_Given exercise:_ Your answer must consist solely of the number of lines that contain the word "viejo".

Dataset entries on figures

◆ ◆ ◆

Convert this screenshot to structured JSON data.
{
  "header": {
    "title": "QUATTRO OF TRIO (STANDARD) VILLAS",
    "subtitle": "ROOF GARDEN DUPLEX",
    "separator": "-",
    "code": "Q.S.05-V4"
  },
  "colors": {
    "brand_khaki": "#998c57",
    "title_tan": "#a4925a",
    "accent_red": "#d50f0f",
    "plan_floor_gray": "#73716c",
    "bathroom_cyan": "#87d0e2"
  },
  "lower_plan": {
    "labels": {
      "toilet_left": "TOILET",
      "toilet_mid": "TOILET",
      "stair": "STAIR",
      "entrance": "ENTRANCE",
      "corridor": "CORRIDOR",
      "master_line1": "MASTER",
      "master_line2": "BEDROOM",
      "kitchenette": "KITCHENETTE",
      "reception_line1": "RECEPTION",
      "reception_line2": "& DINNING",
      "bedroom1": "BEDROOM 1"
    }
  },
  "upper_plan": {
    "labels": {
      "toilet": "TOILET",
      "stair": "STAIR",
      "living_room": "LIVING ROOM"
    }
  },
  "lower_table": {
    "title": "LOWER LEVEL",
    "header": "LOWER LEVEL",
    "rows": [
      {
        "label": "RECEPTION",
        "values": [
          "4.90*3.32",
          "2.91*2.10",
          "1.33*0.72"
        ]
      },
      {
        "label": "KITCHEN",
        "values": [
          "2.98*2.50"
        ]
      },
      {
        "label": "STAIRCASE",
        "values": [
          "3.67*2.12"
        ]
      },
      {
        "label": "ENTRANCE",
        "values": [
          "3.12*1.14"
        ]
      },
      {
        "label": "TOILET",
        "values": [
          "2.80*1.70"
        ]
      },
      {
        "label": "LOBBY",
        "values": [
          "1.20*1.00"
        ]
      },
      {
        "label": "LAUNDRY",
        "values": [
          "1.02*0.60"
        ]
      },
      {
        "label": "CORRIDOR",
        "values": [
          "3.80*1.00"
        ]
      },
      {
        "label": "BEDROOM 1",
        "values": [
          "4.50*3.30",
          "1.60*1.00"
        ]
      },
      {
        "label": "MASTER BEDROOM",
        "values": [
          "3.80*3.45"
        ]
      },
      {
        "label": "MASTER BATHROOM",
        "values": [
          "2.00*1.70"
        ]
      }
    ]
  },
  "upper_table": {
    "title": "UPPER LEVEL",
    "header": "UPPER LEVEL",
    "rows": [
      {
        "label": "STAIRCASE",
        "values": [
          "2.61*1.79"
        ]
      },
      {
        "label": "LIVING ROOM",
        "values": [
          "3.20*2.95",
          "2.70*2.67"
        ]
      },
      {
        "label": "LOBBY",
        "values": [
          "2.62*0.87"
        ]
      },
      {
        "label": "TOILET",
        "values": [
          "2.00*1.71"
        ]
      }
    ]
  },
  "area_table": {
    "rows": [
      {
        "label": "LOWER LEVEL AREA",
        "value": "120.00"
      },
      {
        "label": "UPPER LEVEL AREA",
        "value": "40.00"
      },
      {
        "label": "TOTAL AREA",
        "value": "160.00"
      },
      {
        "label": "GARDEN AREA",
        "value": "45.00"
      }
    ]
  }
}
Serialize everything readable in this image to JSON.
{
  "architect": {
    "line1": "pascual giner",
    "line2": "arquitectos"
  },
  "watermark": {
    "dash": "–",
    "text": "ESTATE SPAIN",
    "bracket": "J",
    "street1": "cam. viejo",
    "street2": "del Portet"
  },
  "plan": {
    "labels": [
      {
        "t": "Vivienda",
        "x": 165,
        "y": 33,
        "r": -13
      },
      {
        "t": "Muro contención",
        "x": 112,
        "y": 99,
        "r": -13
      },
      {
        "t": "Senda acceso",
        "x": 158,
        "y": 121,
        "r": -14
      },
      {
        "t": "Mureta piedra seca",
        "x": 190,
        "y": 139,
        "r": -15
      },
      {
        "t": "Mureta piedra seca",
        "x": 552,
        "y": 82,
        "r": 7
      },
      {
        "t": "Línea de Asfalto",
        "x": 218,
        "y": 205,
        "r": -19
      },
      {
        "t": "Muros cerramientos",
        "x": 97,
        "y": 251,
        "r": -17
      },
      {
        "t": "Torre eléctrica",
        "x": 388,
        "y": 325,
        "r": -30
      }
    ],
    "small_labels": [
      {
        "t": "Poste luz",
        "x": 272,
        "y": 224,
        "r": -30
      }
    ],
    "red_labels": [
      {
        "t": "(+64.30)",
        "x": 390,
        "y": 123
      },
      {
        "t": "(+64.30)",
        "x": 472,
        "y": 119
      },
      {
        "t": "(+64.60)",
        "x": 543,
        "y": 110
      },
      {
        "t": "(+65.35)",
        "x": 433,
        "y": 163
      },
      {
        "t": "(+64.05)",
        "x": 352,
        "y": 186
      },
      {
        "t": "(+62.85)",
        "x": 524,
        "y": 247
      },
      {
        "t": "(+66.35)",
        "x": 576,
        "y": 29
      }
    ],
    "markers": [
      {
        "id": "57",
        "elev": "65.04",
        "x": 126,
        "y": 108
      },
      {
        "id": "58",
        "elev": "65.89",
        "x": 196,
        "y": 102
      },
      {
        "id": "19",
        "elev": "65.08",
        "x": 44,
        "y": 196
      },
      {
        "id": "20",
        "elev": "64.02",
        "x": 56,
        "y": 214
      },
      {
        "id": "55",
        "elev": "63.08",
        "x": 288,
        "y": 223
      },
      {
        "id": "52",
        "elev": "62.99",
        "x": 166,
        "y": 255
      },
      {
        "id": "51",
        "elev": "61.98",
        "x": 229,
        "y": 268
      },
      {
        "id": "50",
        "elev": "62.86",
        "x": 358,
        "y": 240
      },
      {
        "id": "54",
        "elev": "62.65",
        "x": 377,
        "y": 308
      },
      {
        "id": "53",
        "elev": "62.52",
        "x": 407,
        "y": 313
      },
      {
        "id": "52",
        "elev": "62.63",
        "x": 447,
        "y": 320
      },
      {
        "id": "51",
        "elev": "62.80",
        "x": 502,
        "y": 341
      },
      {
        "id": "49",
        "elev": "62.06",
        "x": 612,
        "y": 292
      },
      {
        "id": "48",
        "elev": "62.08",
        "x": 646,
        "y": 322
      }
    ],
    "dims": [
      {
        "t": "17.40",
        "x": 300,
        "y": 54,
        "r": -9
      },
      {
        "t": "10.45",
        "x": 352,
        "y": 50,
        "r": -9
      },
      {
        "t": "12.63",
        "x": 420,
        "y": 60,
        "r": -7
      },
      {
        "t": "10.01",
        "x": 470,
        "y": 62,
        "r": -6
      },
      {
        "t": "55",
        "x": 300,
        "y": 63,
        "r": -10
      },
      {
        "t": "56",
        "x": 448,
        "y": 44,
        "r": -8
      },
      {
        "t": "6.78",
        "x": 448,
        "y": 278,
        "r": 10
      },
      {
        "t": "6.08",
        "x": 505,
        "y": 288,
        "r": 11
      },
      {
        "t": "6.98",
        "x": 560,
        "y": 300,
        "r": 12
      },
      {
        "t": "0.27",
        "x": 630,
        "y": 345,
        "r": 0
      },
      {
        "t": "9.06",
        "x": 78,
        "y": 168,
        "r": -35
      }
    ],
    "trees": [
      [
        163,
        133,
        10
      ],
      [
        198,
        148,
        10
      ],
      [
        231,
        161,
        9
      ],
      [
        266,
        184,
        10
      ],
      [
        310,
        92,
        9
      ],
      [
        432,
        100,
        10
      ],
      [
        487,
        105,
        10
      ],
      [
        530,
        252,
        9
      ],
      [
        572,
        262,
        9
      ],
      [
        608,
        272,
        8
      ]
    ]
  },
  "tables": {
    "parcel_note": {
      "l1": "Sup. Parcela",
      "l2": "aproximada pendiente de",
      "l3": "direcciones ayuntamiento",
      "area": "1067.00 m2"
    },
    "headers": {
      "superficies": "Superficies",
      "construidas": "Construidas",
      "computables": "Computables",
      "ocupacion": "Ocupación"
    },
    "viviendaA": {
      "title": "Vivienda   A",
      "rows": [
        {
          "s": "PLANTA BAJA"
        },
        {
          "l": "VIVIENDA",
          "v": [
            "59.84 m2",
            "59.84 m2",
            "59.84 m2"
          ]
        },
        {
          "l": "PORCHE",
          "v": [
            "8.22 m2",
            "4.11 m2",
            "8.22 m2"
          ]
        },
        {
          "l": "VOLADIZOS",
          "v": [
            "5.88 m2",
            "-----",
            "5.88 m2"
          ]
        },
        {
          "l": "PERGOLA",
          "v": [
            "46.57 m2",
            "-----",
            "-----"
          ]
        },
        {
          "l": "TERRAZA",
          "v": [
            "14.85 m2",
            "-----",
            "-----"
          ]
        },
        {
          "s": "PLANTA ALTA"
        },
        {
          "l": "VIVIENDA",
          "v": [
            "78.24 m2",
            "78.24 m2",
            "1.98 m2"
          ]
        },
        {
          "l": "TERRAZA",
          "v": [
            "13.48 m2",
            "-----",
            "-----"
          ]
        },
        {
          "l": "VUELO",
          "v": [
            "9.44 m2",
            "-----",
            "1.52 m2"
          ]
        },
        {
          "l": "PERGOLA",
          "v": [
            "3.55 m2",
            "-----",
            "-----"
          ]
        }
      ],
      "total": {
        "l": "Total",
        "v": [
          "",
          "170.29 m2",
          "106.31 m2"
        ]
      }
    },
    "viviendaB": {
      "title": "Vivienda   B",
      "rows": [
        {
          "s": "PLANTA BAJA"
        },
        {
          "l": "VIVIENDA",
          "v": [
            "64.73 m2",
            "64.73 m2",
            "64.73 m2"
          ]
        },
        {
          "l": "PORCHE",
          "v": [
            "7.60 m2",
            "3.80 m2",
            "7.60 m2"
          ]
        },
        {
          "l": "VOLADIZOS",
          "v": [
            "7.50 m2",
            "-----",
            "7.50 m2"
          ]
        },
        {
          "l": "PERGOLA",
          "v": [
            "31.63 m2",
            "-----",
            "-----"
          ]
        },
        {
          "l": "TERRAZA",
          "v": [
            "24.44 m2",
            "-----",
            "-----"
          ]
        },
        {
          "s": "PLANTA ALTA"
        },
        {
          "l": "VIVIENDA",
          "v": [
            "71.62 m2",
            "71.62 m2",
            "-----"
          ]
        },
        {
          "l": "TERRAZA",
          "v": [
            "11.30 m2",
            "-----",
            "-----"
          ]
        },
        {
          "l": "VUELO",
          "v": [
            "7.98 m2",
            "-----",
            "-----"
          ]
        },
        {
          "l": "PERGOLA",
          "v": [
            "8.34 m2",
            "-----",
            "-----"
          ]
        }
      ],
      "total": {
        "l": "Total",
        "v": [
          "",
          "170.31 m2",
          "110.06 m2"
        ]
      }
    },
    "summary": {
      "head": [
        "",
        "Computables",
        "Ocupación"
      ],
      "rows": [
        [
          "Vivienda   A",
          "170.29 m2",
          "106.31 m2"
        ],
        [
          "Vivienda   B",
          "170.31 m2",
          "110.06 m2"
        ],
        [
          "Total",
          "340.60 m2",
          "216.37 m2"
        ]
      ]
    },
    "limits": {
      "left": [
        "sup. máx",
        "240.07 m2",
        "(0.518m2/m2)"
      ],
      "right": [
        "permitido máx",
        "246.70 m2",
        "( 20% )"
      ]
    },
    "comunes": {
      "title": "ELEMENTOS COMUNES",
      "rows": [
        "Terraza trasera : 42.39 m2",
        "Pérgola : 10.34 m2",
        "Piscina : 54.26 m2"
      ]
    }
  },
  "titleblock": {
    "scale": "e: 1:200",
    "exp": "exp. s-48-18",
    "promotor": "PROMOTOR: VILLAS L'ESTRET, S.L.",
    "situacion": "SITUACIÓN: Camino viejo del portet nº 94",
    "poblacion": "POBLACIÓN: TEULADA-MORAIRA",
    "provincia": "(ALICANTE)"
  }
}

◆ ◆ ◆

_Answer to this task:_ 2